===== Record excerpts

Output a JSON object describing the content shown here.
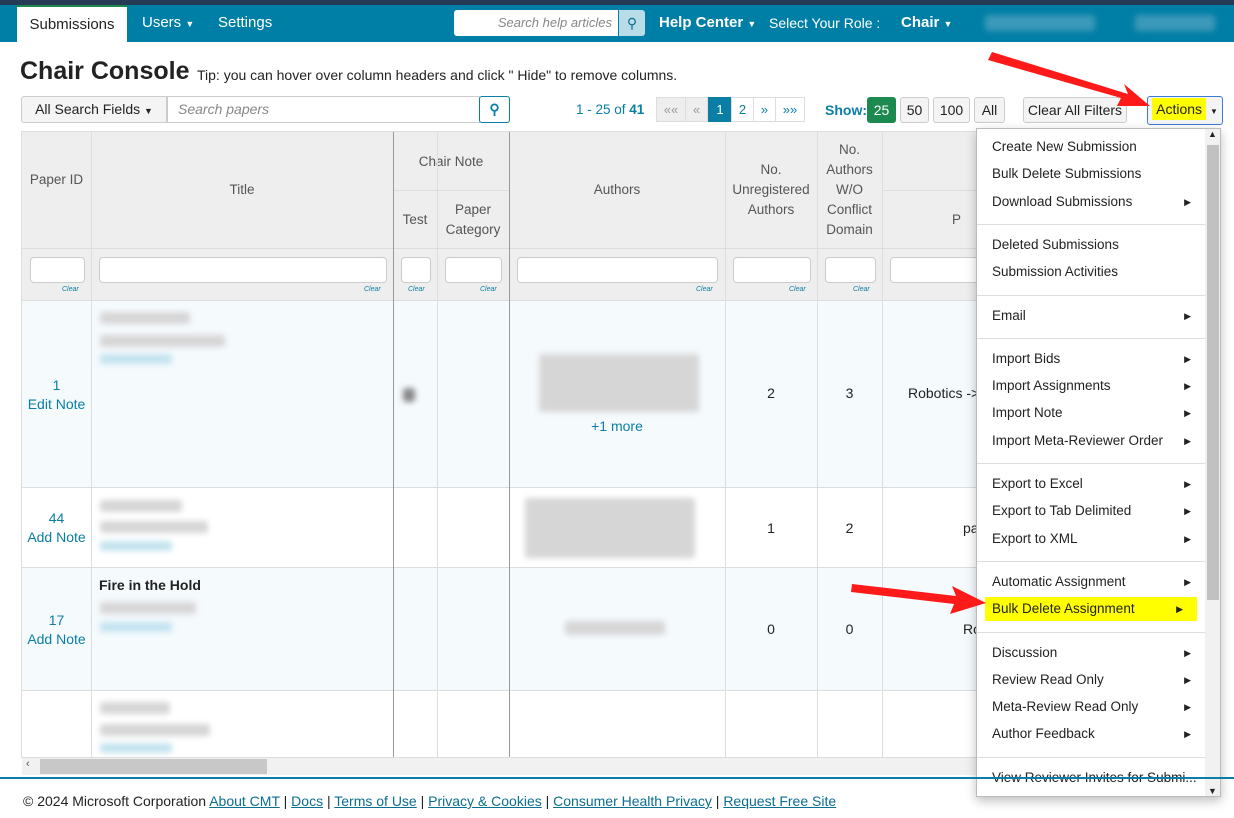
{
  "nav": {
    "tabs": [
      "Submissions",
      "Users",
      "Settings"
    ],
    "help_search_placeholder": "Search help articles",
    "help_center": "Help Center",
    "role_label": "Select Your Role :",
    "role": "Chair"
  },
  "page": {
    "title": "Chair Console",
    "tip": "Tip: you can hover over column headers and click \" Hide\" to remove columns."
  },
  "toolbar": {
    "search_field": "All Search Fields",
    "search_placeholder": "Search papers",
    "range": "1 - 25 of",
    "total": "41",
    "pages": [
      "««",
      "«",
      "1",
      "2",
      "»",
      "»»"
    ],
    "show_label": "Show:",
    "show_options": [
      "25",
      "50",
      "100",
      "All"
    ],
    "clear_filters": "Clear All Filters",
    "actions": "Actions"
  },
  "table": {
    "headers": {
      "paper_id": "Paper ID",
      "title": "Title",
      "chair_note": "Chair Note",
      "test": "Test",
      "paper_category": "Paper Category",
      "authors": "Authors",
      "unregistered": "No. Unregistered Authors",
      "wo_conflict": "No. Authors W/O Conflict Domain",
      "primary": "P"
    },
    "clear": "Clear",
    "rows": [
      {
        "id": "1",
        "note": "Edit Note",
        "more": "+1 more",
        "unreg": "2",
        "woc": "3",
        "primary": "Robotics ->"
      },
      {
        "id": "44",
        "note": "Add Note",
        "unreg": "1",
        "woc": "2",
        "primary": "pa"
      },
      {
        "id": "17",
        "note": "Add Note",
        "title": "Fire in the Hold",
        "unreg": "0",
        "woc": "0",
        "primary": "Ro"
      },
      {
        "id": "",
        "note": ""
      }
    ]
  },
  "menu": {
    "items": [
      {
        "label": "Create New Submission",
        "sub": false
      },
      {
        "label": "Bulk Delete Submissions",
        "sub": false
      },
      {
        "label": "Download Submissions",
        "sub": true
      },
      {
        "label": "Deleted Submissions",
        "sub": false
      },
      {
        "label": "Submission Activities",
        "sub": false
      },
      {
        "label": "Email",
        "sub": true
      },
      {
        "label": "Import Bids",
        "sub": true
      },
      {
        "label": "Import Assignments",
        "sub": true
      },
      {
        "label": "Import Note",
        "sub": true
      },
      {
        "label": "Import Meta-Reviewer Order",
        "sub": true
      },
      {
        "label": "Export to Excel",
        "sub": true
      },
      {
        "label": "Export to Tab Delimited",
        "sub": true
      },
      {
        "label": "Export to XML",
        "sub": true
      },
      {
        "label": "Automatic Assignment",
        "sub": true
      },
      {
        "label": "Bulk Delete Assignment",
        "sub": true,
        "highlight": true
      },
      {
        "label": "Discussion",
        "sub": true
      },
      {
        "label": "Review Read Only",
        "sub": true
      },
      {
        "label": "Meta-Review Read Only",
        "sub": true
      },
      {
        "label": "Author Feedback",
        "sub": true
      },
      {
        "label": "View Reviewer Invites for Submi...",
        "sub": false
      }
    ]
  },
  "footer": {
    "copyright": "© 2024 Microsoft Corporation",
    "links": [
      "About CMT",
      "Docs",
      "Terms of Use",
      "Privacy & Cookies",
      "Consumer Health Privacy",
      "Request Free Site"
    ]
  },
  "colors": {
    "nav": "#007fa6",
    "accent": "#0a7ea4",
    "show_active": "#1c8a4e",
    "highlight": "#ffff00",
    "arrow": "#ff0000"
  }
}
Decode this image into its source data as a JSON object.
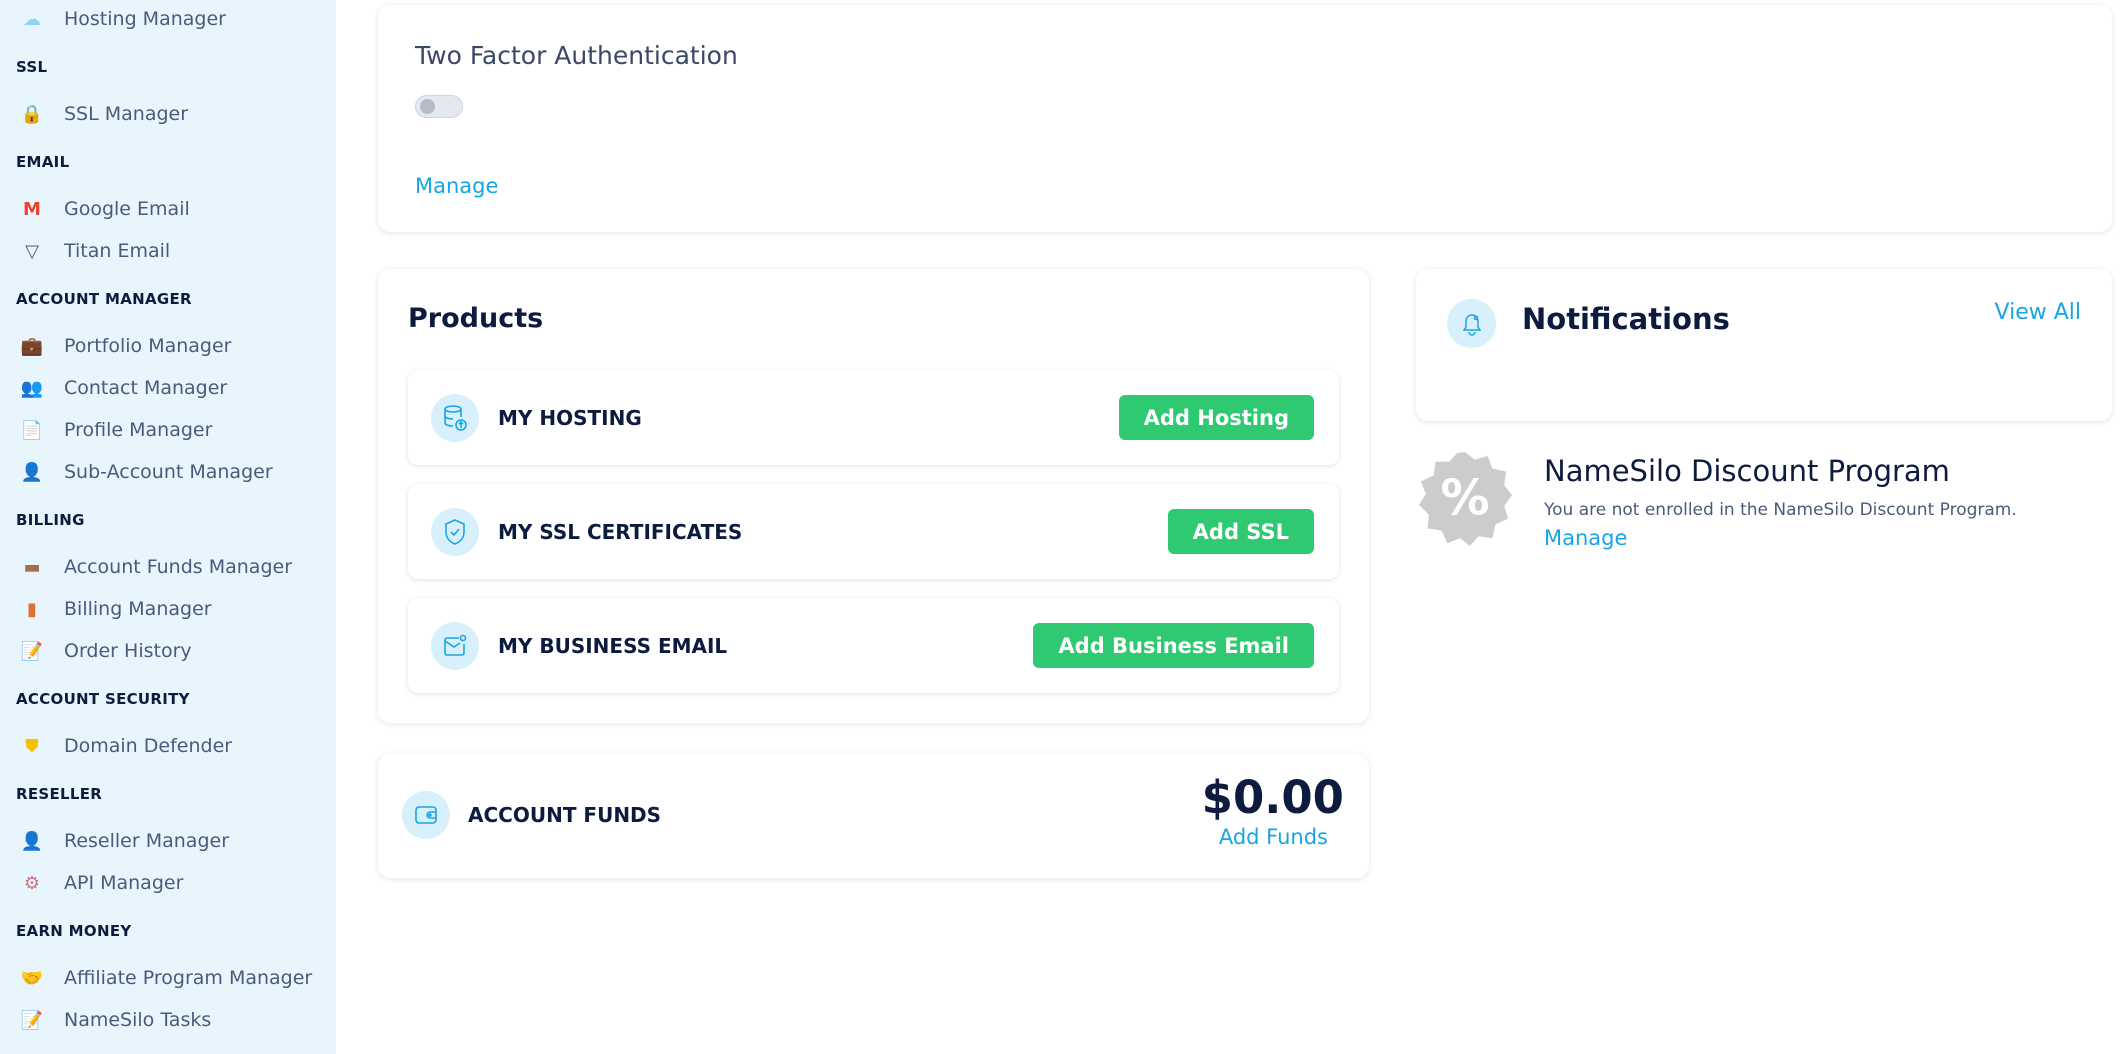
{
  "sidebar": {
    "entries": [
      {
        "type": "item",
        "label": "Hosting Manager",
        "icon": "cloud-hosting-icon",
        "glyph": "☁",
        "color": "#8fd3f4"
      },
      {
        "type": "header",
        "label": "SSL"
      },
      {
        "type": "item",
        "label": "SSL Manager",
        "icon": "padlock-icon",
        "glyph": "🔒",
        "color": "#f5b800"
      },
      {
        "type": "header",
        "label": "EMAIL"
      },
      {
        "type": "item",
        "label": "Google Email",
        "icon": "gmail-icon",
        "glyph": "M",
        "color": "#ea4335"
      },
      {
        "type": "item",
        "label": "Titan Email",
        "icon": "titan-icon",
        "glyph": "▽",
        "color": "#4b5a7a"
      },
      {
        "type": "header",
        "label": "ACCOUNT MANAGER"
      },
      {
        "type": "item",
        "label": "Portfolio Manager",
        "icon": "briefcase-icon",
        "glyph": "💼",
        "color": "#7a5a3a"
      },
      {
        "type": "item",
        "label": "Contact Manager",
        "icon": "contacts-icon",
        "glyph": "👥",
        "color": "#c87a50"
      },
      {
        "type": "item",
        "label": "Profile Manager",
        "icon": "document-icon",
        "glyph": "📄",
        "color": "#d8d2b0"
      },
      {
        "type": "item",
        "label": "Sub-Account Manager",
        "icon": "user-gear-icon",
        "glyph": "👤",
        "color": "#6b7fc0"
      },
      {
        "type": "header",
        "label": "BILLING"
      },
      {
        "type": "item",
        "label": "Account Funds Manager",
        "icon": "wallet-icon",
        "glyph": "▬",
        "color": "#a0704a"
      },
      {
        "type": "item",
        "label": "Billing Manager",
        "icon": "invoice-icon",
        "glyph": "▮",
        "color": "#e07030"
      },
      {
        "type": "item",
        "label": "Order History",
        "icon": "checklist-icon",
        "glyph": "📝",
        "color": "#c04040"
      },
      {
        "type": "header",
        "label": "ACCOUNT SECURITY"
      },
      {
        "type": "item",
        "label": "Domain Defender",
        "icon": "shield-icon",
        "glyph": "⛊",
        "color": "#f5c000"
      },
      {
        "type": "header",
        "label": "RESELLER"
      },
      {
        "type": "item",
        "label": "Reseller Manager",
        "icon": "businessman-icon",
        "glyph": "👤",
        "color": "#2d3a50"
      },
      {
        "type": "item",
        "label": "API Manager",
        "icon": "api-gear-icon",
        "glyph": "⚙",
        "color": "#d07080"
      },
      {
        "type": "header",
        "label": "EARN MONEY"
      },
      {
        "type": "item",
        "label": "Affiliate Program Manager",
        "icon": "handshake-icon",
        "glyph": "🤝",
        "color": "#e0a070"
      },
      {
        "type": "item",
        "label": "NameSilo Tasks",
        "icon": "tasks-icon",
        "glyph": "📝",
        "color": "#40a080"
      }
    ]
  },
  "two_factor": {
    "title": "Two Factor Authentication",
    "enabled": false,
    "manage_label": "Manage"
  },
  "products": {
    "title": "Products",
    "rows": [
      {
        "label": "MY HOSTING",
        "button": "Add Hosting",
        "icon": "database-icon"
      },
      {
        "label": "MY SSL CERTIFICATES",
        "button": "Add SSL",
        "icon": "shield-check-icon"
      },
      {
        "label": "MY BUSINESS EMAIL",
        "button": "Add Business Email",
        "icon": "mail-icon"
      }
    ]
  },
  "funds": {
    "label": "ACCOUNT FUNDS",
    "amount": "$0.00",
    "add_label": "Add Funds"
  },
  "notifications": {
    "title": "Notifications",
    "view_all": "View All"
  },
  "discount": {
    "title": "NameSilo Discount Program",
    "text": "You are not enrolled in the NameSilo Discount Program.",
    "manage_label": "Manage"
  },
  "colors": {
    "accent": "#17a5e6",
    "button": "#2ec971",
    "sidebar_bg": "#e9f5fc",
    "heading": "#0d1b3e"
  }
}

==========

• What you need to do:
Copy all lines from the material that include "Meta".

• Output for this exercise:
        "label": "Import Meta-Reviewer Order",
        "label": "Meta-Review Read Only",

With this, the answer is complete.